● **Exercise objective**
Give only the number of lines in the records below that contain the word "Регуляр".

● **Supplied material**
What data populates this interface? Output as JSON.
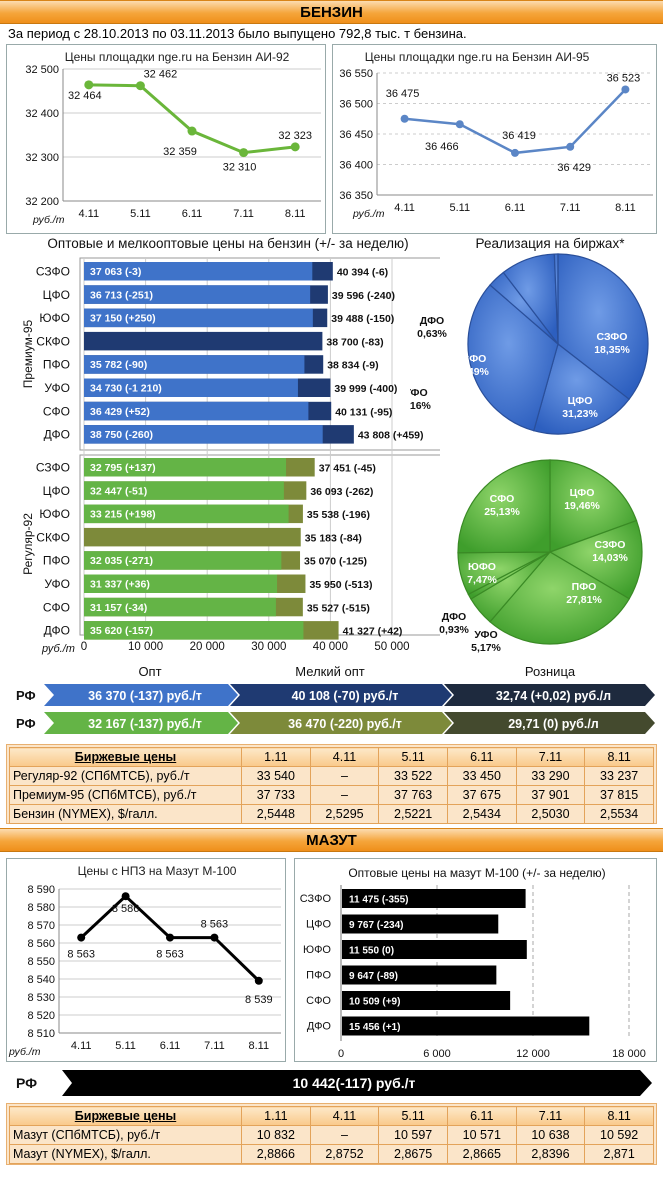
{
  "benzin": {
    "title": "БЕНЗИН",
    "period_text": "За период  с 28.10.2013  по 03.11.2013  было выпущено 792,8 тыс. т бензина.",
    "ai92": {
      "title": "Цены площадки nge.ru  на Бензин АИ-92",
      "unit": "руб./т",
      "color": "#6ab63a",
      "chart_data": {
        "type": "line",
        "categories": [
          "4.11",
          "5.11",
          "6.11",
          "7.11",
          "8.11"
        ],
        "values": [
          32464,
          32462,
          32359,
          32310,
          32323
        ],
        "labels": [
          "32 464",
          "32 462",
          "32 359",
          "32 310",
          "32 323"
        ],
        "ylim": [
          32200,
          32500
        ],
        "yticks": [
          32200,
          32300,
          32400,
          32500
        ],
        "ytick_labels": [
          "32 200",
          "32 300",
          "32 400",
          "32 500"
        ]
      }
    },
    "ai95": {
      "title": "Цены площадки nge.ru на Бензин АИ-95",
      "unit": "руб./т",
      "color": "#5b86c6",
      "chart_data": {
        "type": "line",
        "categories": [
          "4.11",
          "5.11",
          "6.11",
          "7.11",
          "8.11"
        ],
        "values": [
          36475,
          36466,
          36419,
          36429,
          36523
        ],
        "labels": [
          "36 475",
          "36 466",
          "36 419",
          "36 429",
          "36 523"
        ],
        "ylim": [
          36350,
          36550
        ],
        "yticks": [
          36350,
          36400,
          36450,
          36500,
          36550
        ],
        "ytick_labels": [
          "36 350",
          "36 400",
          "36 450",
          "36 500",
          "36 550"
        ]
      }
    },
    "wholesale": {
      "title": "Оптовые  и мелкооптовые цены на бензин (+/- за неделю)",
      "unit": "руб./т",
      "group_premium": "Премиум-95",
      "group_regular": "Регуляр-92",
      "xticks": [
        0,
        10000,
        20000,
        30000,
        40000,
        50000
      ],
      "xtick_labels": [
        "0",
        "10 000",
        "20 000",
        "30 000",
        "40 000",
        "50 000"
      ],
      "xmax": 50000,
      "premium": [
        {
          "region": "СЗФО",
          "opt": 37063,
          "opt_label": "37 063 (-3)",
          "melk": 40394,
          "melk_label": "40 394 (-6)"
        },
        {
          "region": "ЦФО",
          "opt": 36713,
          "opt_label": "36 713 (-251)",
          "melk": 39596,
          "melk_label": "39 596 (-240)"
        },
        {
          "region": "ЮФО",
          "opt": 37150,
          "opt_label": "37 150 (+250)",
          "melk": 39488,
          "melk_label": "39 488 (-150)"
        },
        {
          "region": "СКФО",
          "opt": null,
          "opt_label": "",
          "melk": 38700,
          "melk_label": "38 700 (-83)"
        },
        {
          "region": "ПФО",
          "opt": 35782,
          "opt_label": "35 782 (-90)",
          "melk": 38834,
          "melk_label": "38 834 (-9)"
        },
        {
          "region": "УФО",
          "opt": 34730,
          "opt_label": "34 730 (-1 210)",
          "melk": 39999,
          "melk_label": "39 999 (-400)"
        },
        {
          "region": "СФО",
          "opt": 36429,
          "opt_label": "36 429 (+52)",
          "melk": 40131,
          "melk_label": "40 131 (-95)"
        },
        {
          "region": "ДФО",
          "opt": 38750,
          "opt_label": "38 750 (-260)",
          "melk": 43808,
          "melk_label": "43 808 (+459)"
        }
      ],
      "regular": [
        {
          "region": "СЗФО",
          "opt": 32795,
          "opt_label": "32 795 (+137)",
          "melk": 37451,
          "melk_label": "37 451 (-45)"
        },
        {
          "region": "ЦФО",
          "opt": 32447,
          "opt_label": "32 447 (-51)",
          "melk": 36093,
          "melk_label": "36 093 (-262)"
        },
        {
          "region": "ЮФО",
          "opt": 33215,
          "opt_label": "33 215 (+198)",
          "melk": 35538,
          "melk_label": "35 538 (-196)"
        },
        {
          "region": "СКФО",
          "opt": null,
          "opt_label": "",
          "melk": 35183,
          "melk_label": "35 183 (-84)"
        },
        {
          "region": "ПФО",
          "opt": 32035,
          "opt_label": "32 035 (-271)",
          "melk": 35070,
          "melk_label": "35 070  (-125)"
        },
        {
          "region": "УФО",
          "opt": 31337,
          "opt_label": "31 337 (+36)",
          "melk": 35950,
          "melk_label": "35 950 (-513)"
        },
        {
          "region": "СФО",
          "opt": 31157,
          "opt_label": "31 157 (-34)",
          "melk": 35527,
          "melk_label": "35 527 (-515)"
        },
        {
          "region": "ДФО",
          "opt": 35620,
          "opt_label": "35 620 (-157)",
          "melk": 41327,
          "melk_label": "41 327 (+42)"
        }
      ]
    },
    "exchange_sales": {
      "title": "Реализация на биржах*",
      "premium": {
        "chart_data": {
          "type": "pie",
          "slices": [
            {
              "name": "ПФО",
              "value": 34.61,
              "label": "34,61%"
            },
            {
              "name": "СЗФО",
              "value": 18.35,
              "label": "18,35%"
            },
            {
              "name": "ЦФО",
              "value": 31.23,
              "label": "31,23%"
            },
            {
              "name": "УФО",
              "value": 3.16,
              "label": "3,16%"
            },
            {
              "name": "СФО",
              "value": 9.49,
              "label": "9,49%"
            },
            {
              "name": "ДФО",
              "value": 0.63,
              "label": "0,63%"
            }
          ]
        }
      },
      "regular": {
        "chart_data": {
          "type": "pie",
          "slices": [
            {
              "name": "ЦФО",
              "value": 19.46,
              "label": "19,46%"
            },
            {
              "name": "СЗФО",
              "value": 14.03,
              "label": "14,03%"
            },
            {
              "name": "ПФО",
              "value": 27.81,
              "label": "27,81%"
            },
            {
              "name": "УФО",
              "value": 5.17,
              "label": "5,17%"
            },
            {
              "name": "ДФО",
              "value": 0.93,
              "label": "0,93%"
            },
            {
              "name": "ЮФО",
              "value": 7.47,
              "label": "7,47%"
            },
            {
              "name": "СФО",
              "value": 25.13,
              "label": "25,13%"
            }
          ]
        }
      }
    },
    "rf_summary": {
      "headers": [
        "Опт",
        "Мелкий опт",
        "Розница"
      ],
      "label": "РФ",
      "premium": [
        "36 370 (-137) руб./т",
        "40 108 (-70) руб./т",
        "32,74 (+0,02) руб./л"
      ],
      "regular": [
        "32 167 (-137) руб./т",
        "36 470 (-220) руб./т",
        "29,71 (0) руб./л"
      ]
    },
    "exchange_table": {
      "title": "Биржевые цены",
      "dates": [
        "1.11",
        "4.11",
        "5.11",
        "6.11",
        "7.11",
        "8.11"
      ],
      "rows": [
        {
          "name": "Регуляр-92 (СПбМТСБ), руб./т",
          "values": [
            "33 540",
            "–",
            "33 522",
            "33 450",
            "33 290",
            "33 237"
          ]
        },
        {
          "name": "Премиум-95 (СПбМТСБ), руб./т",
          "values": [
            "37 733",
            "–",
            "37 763",
            "37 675",
            "37 901",
            "37 815"
          ]
        },
        {
          "name": "Бензин (NYMEX), $/галл.",
          "values": [
            "2,5448",
            "2,5295",
            "2,5221",
            "2,5434",
            "2,5030",
            "2,5534"
          ]
        }
      ]
    }
  },
  "mazut": {
    "title": "МАЗУТ",
    "npz": {
      "title": "Цены с НПЗ на Мазут М-100",
      "unit": "руб./т",
      "chart_data": {
        "type": "line",
        "categories": [
          "4.11",
          "5.11",
          "6.11",
          "7.11",
          "8.11"
        ],
        "values": [
          8563,
          8586,
          8563,
          8563,
          8539
        ],
        "labels": [
          "8 563",
          "8 586",
          "8 563",
          "8 563",
          "8 539"
        ],
        "ylim": [
          8510,
          8590
        ],
        "yticks": [
          8510,
          8520,
          8530,
          8540,
          8550,
          8560,
          8570,
          8580,
          8590
        ],
        "ytick_labels": [
          "8 510",
          "8 520",
          "8 530",
          "8 540",
          "8 550",
          "8 560",
          "8 570",
          "8 580",
          "8 590"
        ]
      }
    },
    "wholesale": {
      "title": "Оптовые цены на мазут М-100 (+/- за неделю)",
      "chart_data": {
        "type": "bar",
        "categories": [
          "СЗФО",
          "ЦФО",
          "ЮФО",
          "ПФО",
          "СФО",
          "ДФО"
        ],
        "values": [
          11475,
          9767,
          11550,
          9647,
          10509,
          15456
        ],
        "labels": [
          "11 475 (-355)",
          "9 767 (-234)",
          "11 550 (0)",
          "9 647 (-89)",
          "10 509 (+9)",
          "15 456 (+1)"
        ],
        "xlim": [
          0,
          18000
        ],
        "xticks": [
          0,
          6000,
          12000,
          18000
        ],
        "xtick_labels": [
          "0",
          "6 000",
          "12 000",
          "18 000"
        ]
      }
    },
    "rf_label": "РФ",
    "rf_value": "10 442(-117) руб./т",
    "exchange_table": {
      "title": "Биржевые цены",
      "dates": [
        "1.11",
        "4.11",
        "5.11",
        "6.11",
        "7.11",
        "8.11"
      ],
      "rows": [
        {
          "name": "Мазут (СПбМТСБ), руб./т",
          "values": [
            "10 832",
            "–",
            "10 597",
            "10 571",
            "10 638",
            "10 592"
          ]
        },
        {
          "name": "Мазут (NYMEX), $/галл.",
          "values": [
            "2,8866",
            "2,8752",
            "2,8675",
            "2,8665",
            "2,8396",
            "2,871"
          ]
        }
      ]
    }
  }
}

● **The answer**
2